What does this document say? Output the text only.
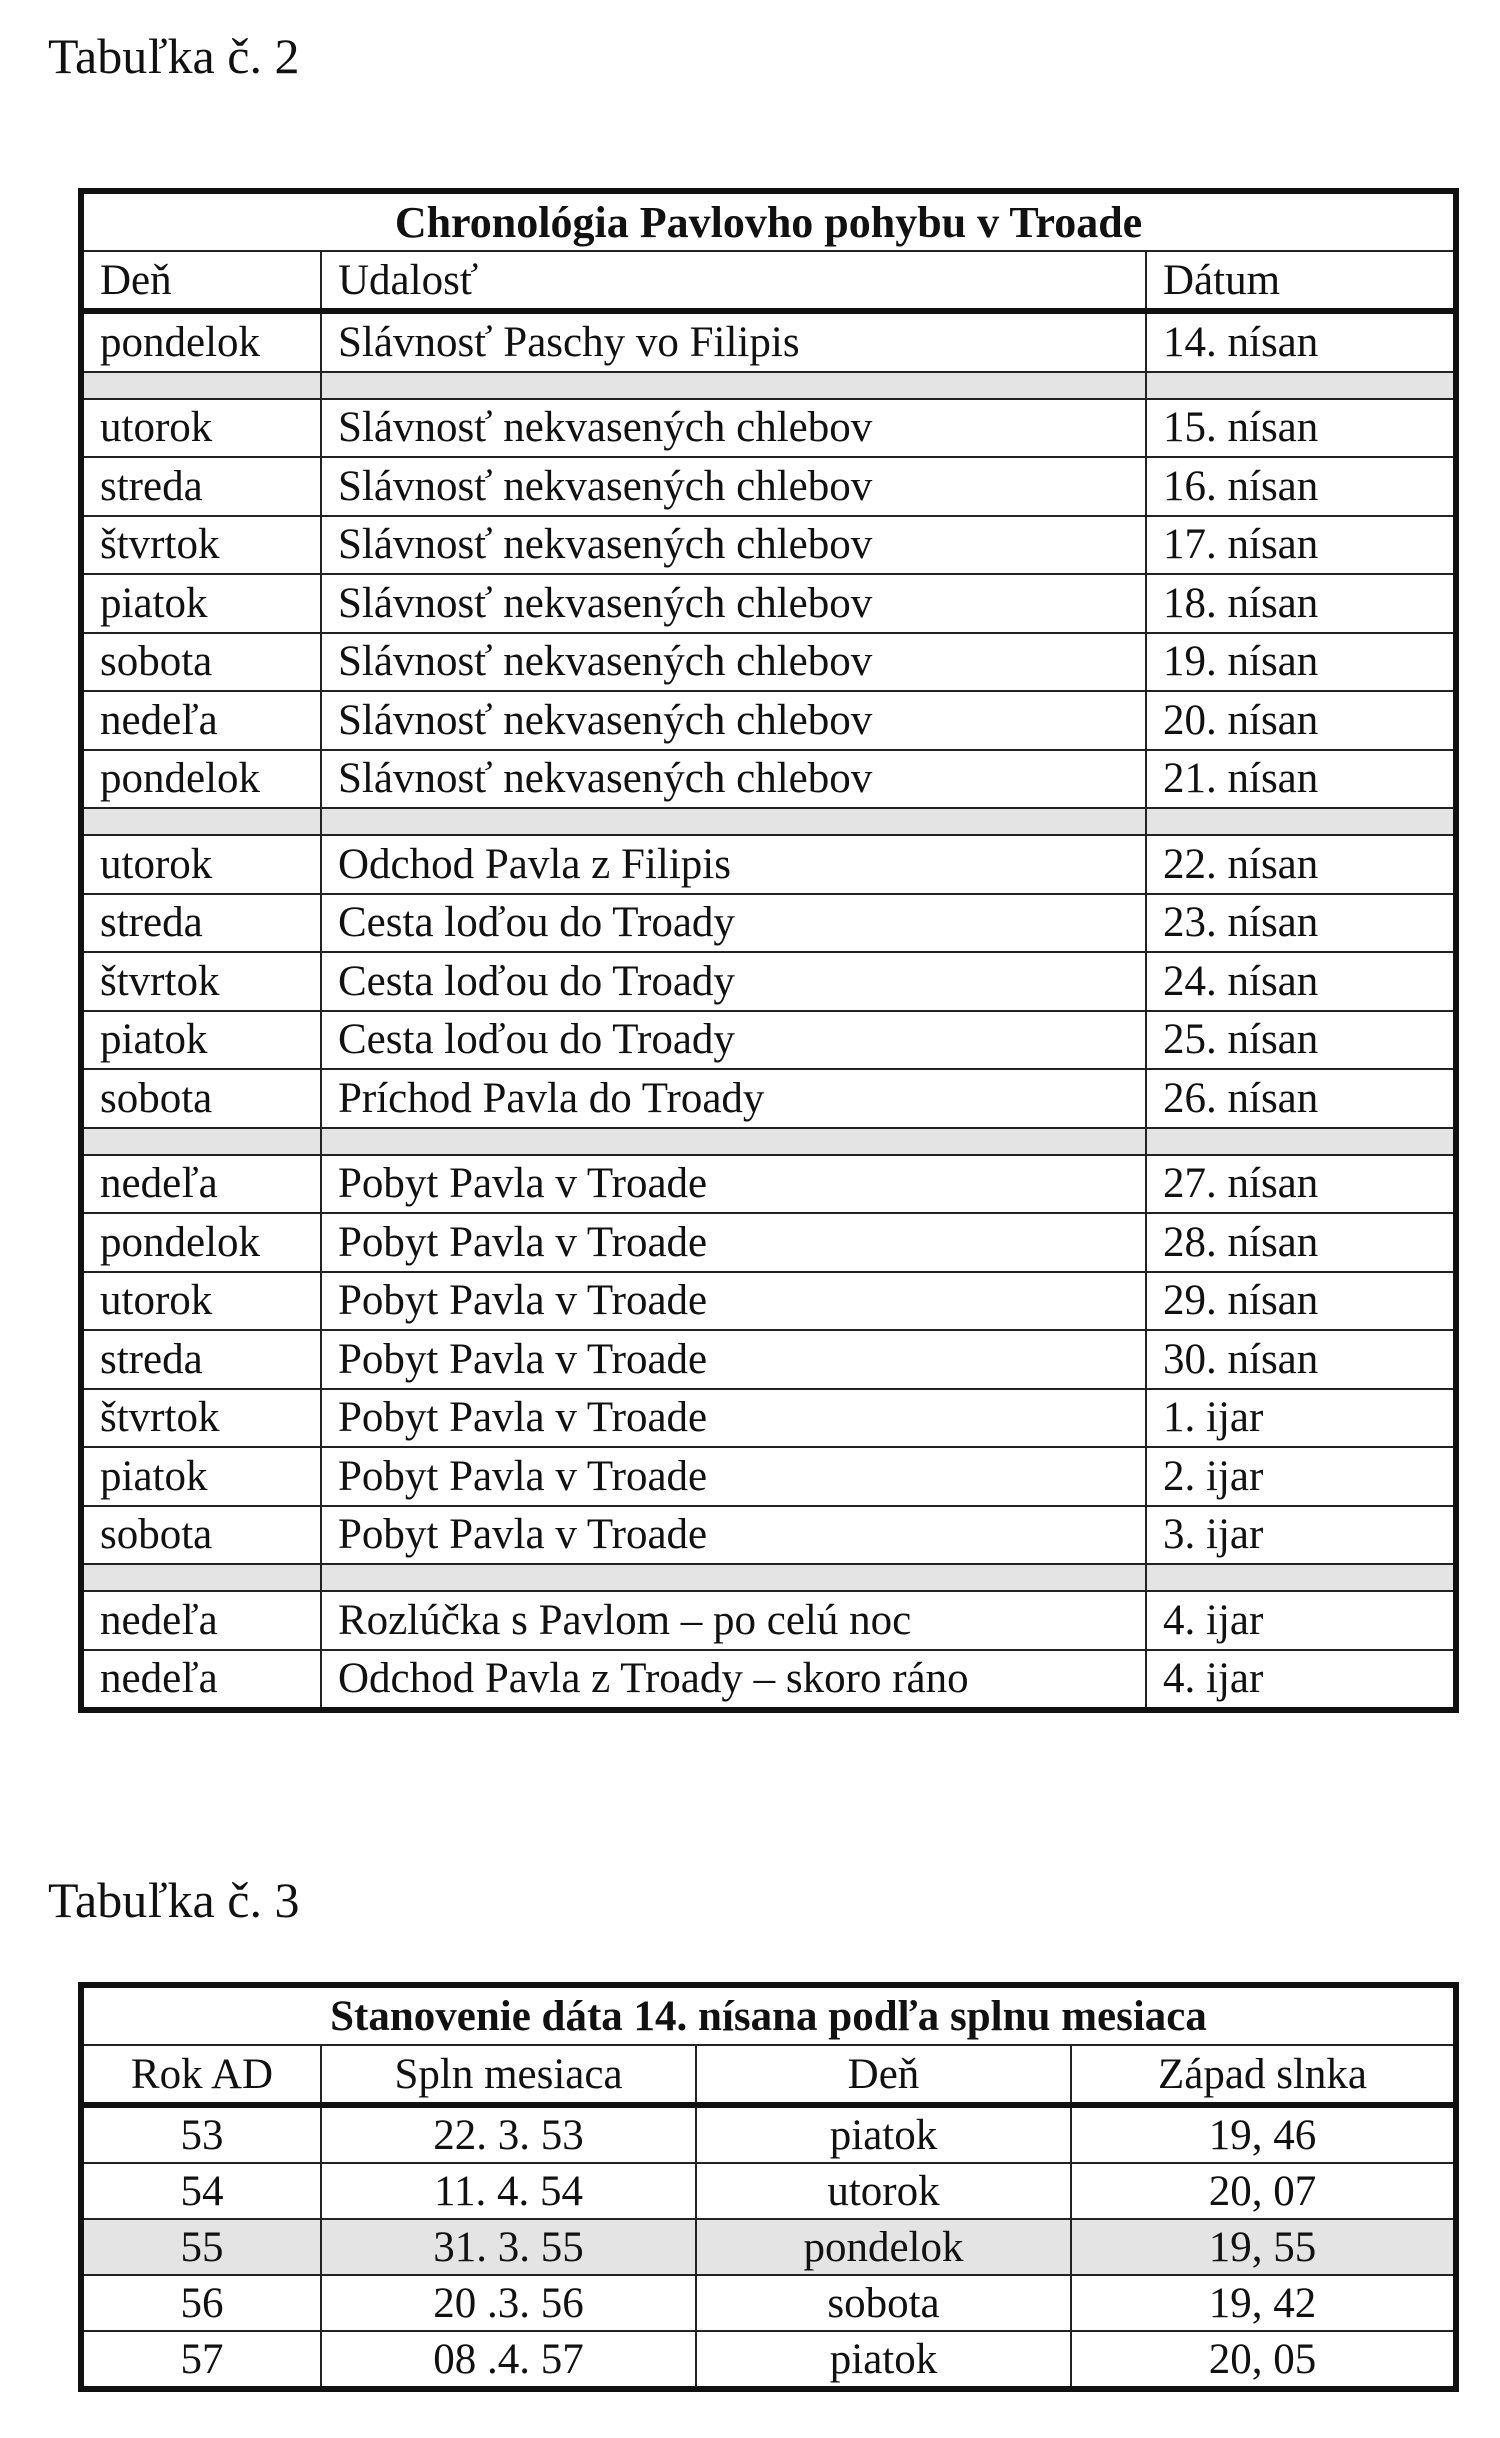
Tabuľka č. 2
Chronológia Pavlovho pohybu v Troade		
Deň	Udalosť	Dátum
pondelok	Slávnosť Paschy vo Filipis	14. nísan

utorok	Slávnosť nekvasených chlebov	15. nísan
streda	Slávnosť nekvasených chlebov	16. nísan
štvrtok	Slávnosť nekvasených chlebov	17. nísan
piatok	Slávnosť nekvasených chlebov	18. nísan
sobota	Slávnosť nekvasených chlebov	19. nísan
nedeľa	Slávnosť nekvasených chlebov	20. nísan
pondelok	Slávnosť nekvasených chlebov	21. nísan

utorok	Odchod Pavla z Filipis	22. nísan
streda	Cesta loďou do Troady	23. nísan
štvrtok	Cesta loďou do Troady	24. nísan
piatok	Cesta loďou do Troady	25. nísan
sobota	Príchod Pavla do Troady	26. nísan

nedeľa	Pobyt Pavla v Troade	27. nísan
pondelok	Pobyt Pavla v Troade	28. nísan
utorok	Pobyt Pavla v Troade	29. nísan
streda	Pobyt Pavla v Troade	30. nísan
štvrtok	Pobyt Pavla v Troade	1. ijar
piatok	Pobyt Pavla v Troade	2. ijar
sobota	Pobyt Pavla v Troade	3. ijar

nedeľa	Rozlúčka s Pavlom – po celú noc	4. ijar
nedeľa	Odchod Pavla z Troady – skoro ráno	4. ijar
Tabuľka č. 3
Stanovenie dáta 14. nísana podľa splnu mesiaca			
Rok AD	Spln mesiaca	Deň	Západ slnka
53	22. 3. 53	piatok	19, 46
54	11. 4. 54	utorok	20, 07
55	31. 3. 55	pondelok	19, 55
56	20 .3. 56	sobota	19, 42
57	08 .4. 57	piatok	20, 05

- - - - -

**Work instructions**: Retype each line of the listing above word for word. Exclude the pictures.

**Result for this task**:
What does this document say? Output the text only.
Tabuľka č. 2
Chronológia Pavlovho pohybu v Troade		
Deň	Udalosť	Dátum
pondelok	Slávnosť Paschy vo Filipis	14. nísan

utorok	Slávnosť nekvasených chlebov	15. nísan
streda	Slávnosť nekvasených chlebov	16. nísan
štvrtok	Slávnosť nekvasených chlebov	17. nísan
piatok	Slávnosť nekvasených chlebov	18. nísan
sobota	Slávnosť nekvasených chlebov	19. nísan
nedeľa	Slávnosť nekvasených chlebov	20. nísan
pondelok	Slávnosť nekvasených chlebov	21. nísan

utorok	Odchod Pavla z Filipis	22. nísan
streda	Cesta loďou do Troady	23. nísan
štvrtok	Cesta loďou do Troady	24. nísan
piatok	Cesta loďou do Troady	25. nísan
sobota	Príchod Pavla do Troady	26. nísan

nedeľa	Pobyt Pavla v Troade	27. nísan
pondelok	Pobyt Pavla v Troade	28. nísan
utorok	Pobyt Pavla v Troade	29. nísan
streda	Pobyt Pavla v Troade	30. nísan
štvrtok	Pobyt Pavla v Troade	1. ijar
piatok	Pobyt Pavla v Troade	2. ijar
sobota	Pobyt Pavla v Troade	3. ijar

nedeľa	Rozlúčka s Pavlom – po celú noc	4. ijar
nedeľa	Odchod Pavla z Troady – skoro ráno	4. ijar
Tabuľka č. 3
Stanovenie dáta 14. nísana podľa splnu mesiaca			
Rok AD	Spln mesiaca	Deň	Západ slnka
53	22. 3. 53	piatok	19, 46
54	11. 4. 54	utorok	20, 07
55	31. 3. 55	pondelok	19, 55
56	20 .3. 56	sobota	19, 42
57	08 .4. 57	piatok	20, 05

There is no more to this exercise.